● Aim
Below are some records. Pull every line that contains the word "本年支出".

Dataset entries
"""

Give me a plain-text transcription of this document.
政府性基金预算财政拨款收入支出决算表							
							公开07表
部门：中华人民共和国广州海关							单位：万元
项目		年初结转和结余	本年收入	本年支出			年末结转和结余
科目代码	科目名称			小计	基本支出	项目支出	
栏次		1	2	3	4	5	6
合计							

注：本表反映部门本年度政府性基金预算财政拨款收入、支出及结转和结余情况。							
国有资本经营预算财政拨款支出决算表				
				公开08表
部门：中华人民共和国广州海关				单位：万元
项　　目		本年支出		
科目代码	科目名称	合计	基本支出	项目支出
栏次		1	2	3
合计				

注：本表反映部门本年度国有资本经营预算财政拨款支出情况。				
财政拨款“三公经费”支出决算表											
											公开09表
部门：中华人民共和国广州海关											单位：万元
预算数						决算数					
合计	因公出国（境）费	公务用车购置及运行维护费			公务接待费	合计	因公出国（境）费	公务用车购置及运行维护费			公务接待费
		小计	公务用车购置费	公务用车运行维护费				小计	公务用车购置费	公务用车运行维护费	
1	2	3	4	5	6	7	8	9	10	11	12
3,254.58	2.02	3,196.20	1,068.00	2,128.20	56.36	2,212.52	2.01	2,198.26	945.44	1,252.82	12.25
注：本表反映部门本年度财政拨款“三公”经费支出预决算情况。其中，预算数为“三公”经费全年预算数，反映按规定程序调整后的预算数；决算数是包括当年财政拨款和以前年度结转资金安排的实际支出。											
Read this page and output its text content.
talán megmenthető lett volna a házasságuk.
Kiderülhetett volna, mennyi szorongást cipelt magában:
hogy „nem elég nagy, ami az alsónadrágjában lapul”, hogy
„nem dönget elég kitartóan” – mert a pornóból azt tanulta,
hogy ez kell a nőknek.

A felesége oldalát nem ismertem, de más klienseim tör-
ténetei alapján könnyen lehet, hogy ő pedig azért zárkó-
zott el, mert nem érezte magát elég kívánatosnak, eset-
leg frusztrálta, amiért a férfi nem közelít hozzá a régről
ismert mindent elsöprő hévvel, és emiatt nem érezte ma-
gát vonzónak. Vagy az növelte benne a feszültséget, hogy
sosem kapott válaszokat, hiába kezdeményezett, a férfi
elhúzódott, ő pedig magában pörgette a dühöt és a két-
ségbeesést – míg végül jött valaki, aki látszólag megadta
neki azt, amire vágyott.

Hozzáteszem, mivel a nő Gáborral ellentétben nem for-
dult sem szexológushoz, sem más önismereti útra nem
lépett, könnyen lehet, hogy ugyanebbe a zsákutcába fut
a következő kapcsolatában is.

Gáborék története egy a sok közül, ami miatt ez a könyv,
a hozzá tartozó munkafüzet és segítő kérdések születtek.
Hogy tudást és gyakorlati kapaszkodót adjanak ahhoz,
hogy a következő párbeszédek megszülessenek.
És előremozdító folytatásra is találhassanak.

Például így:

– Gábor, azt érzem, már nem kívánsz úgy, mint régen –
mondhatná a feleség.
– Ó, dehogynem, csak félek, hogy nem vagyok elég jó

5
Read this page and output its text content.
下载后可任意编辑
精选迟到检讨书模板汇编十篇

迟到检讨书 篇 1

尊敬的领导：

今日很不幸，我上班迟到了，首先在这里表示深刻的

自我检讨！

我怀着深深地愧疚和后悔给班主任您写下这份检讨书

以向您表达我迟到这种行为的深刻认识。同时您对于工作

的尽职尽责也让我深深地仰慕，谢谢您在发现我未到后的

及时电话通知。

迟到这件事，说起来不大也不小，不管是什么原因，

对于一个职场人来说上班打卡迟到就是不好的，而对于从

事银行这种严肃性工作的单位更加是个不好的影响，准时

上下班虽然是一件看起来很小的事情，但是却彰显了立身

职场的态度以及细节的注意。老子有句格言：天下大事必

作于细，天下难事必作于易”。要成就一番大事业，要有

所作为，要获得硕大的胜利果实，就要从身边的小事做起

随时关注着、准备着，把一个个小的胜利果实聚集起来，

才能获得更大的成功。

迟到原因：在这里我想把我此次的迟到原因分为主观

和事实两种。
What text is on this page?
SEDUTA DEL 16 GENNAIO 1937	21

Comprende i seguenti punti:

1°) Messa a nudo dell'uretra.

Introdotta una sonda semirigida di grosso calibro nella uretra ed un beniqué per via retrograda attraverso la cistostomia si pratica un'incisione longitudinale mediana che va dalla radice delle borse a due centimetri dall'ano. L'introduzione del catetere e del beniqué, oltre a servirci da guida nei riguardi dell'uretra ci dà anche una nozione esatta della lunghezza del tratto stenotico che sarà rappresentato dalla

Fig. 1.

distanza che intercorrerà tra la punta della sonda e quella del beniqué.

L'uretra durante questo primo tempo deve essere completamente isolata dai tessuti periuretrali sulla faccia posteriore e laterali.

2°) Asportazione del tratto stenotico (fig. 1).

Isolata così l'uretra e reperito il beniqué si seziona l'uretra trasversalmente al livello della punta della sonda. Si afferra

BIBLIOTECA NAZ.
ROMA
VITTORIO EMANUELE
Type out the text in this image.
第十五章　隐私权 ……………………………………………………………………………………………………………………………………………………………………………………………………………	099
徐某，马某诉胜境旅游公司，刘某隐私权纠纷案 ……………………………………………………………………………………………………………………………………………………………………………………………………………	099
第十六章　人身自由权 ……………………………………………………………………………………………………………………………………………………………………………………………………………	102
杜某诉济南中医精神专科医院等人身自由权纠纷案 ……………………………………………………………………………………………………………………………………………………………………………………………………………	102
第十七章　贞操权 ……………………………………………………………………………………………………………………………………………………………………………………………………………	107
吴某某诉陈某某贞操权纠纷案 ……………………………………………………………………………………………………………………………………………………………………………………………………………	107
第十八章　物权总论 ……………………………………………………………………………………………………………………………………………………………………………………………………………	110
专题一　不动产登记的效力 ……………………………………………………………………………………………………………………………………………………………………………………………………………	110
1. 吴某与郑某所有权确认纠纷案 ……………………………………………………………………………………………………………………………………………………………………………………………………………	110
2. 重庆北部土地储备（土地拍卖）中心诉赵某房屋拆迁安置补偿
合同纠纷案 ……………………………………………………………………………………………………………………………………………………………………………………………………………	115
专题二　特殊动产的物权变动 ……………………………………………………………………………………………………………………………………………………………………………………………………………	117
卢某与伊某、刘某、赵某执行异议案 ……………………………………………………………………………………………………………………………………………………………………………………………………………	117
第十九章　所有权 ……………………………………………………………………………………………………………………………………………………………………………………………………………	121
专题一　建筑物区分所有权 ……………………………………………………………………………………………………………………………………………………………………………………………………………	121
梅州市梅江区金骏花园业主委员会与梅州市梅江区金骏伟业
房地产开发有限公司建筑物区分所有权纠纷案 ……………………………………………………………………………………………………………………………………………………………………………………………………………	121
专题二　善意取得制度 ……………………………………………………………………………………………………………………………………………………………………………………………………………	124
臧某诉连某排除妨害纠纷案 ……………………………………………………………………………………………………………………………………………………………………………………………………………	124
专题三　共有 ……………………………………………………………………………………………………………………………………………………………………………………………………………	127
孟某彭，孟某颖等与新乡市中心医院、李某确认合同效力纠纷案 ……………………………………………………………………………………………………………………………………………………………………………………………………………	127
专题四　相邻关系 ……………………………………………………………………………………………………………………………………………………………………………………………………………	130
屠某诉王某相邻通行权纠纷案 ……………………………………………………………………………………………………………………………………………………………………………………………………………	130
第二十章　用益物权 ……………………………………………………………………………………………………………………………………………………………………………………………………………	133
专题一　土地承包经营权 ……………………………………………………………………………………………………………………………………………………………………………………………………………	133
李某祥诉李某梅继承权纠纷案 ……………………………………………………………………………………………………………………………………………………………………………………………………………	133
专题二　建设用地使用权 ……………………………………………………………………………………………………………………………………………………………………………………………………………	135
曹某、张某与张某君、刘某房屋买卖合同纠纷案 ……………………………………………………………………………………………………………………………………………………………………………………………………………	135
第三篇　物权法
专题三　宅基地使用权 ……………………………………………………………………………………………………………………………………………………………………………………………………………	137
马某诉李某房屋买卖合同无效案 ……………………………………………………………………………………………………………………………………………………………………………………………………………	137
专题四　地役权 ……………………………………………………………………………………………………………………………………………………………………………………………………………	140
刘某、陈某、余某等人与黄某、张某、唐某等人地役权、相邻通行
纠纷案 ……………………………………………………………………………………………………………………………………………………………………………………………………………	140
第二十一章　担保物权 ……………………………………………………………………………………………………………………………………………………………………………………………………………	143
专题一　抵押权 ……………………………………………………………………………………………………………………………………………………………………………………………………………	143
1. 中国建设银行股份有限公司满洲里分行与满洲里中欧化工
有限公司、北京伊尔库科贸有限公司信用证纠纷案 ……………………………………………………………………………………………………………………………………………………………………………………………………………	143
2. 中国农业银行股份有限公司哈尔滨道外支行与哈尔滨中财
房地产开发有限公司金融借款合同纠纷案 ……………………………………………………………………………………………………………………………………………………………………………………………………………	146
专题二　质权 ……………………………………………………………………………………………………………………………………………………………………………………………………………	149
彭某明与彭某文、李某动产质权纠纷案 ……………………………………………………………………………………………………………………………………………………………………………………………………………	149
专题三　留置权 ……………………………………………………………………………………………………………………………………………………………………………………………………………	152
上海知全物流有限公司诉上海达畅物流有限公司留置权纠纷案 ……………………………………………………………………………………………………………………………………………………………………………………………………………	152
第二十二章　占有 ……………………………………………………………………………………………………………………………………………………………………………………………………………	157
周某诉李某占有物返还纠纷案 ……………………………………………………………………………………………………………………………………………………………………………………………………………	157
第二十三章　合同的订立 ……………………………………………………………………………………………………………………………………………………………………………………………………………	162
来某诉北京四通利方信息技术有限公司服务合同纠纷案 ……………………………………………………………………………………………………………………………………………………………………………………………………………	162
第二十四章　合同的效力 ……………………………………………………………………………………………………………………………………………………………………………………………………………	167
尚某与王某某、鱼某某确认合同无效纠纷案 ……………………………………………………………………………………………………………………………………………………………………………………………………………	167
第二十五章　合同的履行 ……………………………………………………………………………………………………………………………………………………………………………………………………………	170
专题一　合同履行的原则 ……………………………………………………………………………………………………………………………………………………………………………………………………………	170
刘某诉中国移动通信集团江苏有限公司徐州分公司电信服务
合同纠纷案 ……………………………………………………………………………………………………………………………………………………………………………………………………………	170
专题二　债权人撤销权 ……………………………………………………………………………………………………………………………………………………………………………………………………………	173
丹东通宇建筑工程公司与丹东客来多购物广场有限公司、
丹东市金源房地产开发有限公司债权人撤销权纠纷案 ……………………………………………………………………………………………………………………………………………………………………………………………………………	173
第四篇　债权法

"""

● Solution to the exercise
项目		年初结转和结余	本年收入	本年支出			年末结转和结余
项　　目		本年支出		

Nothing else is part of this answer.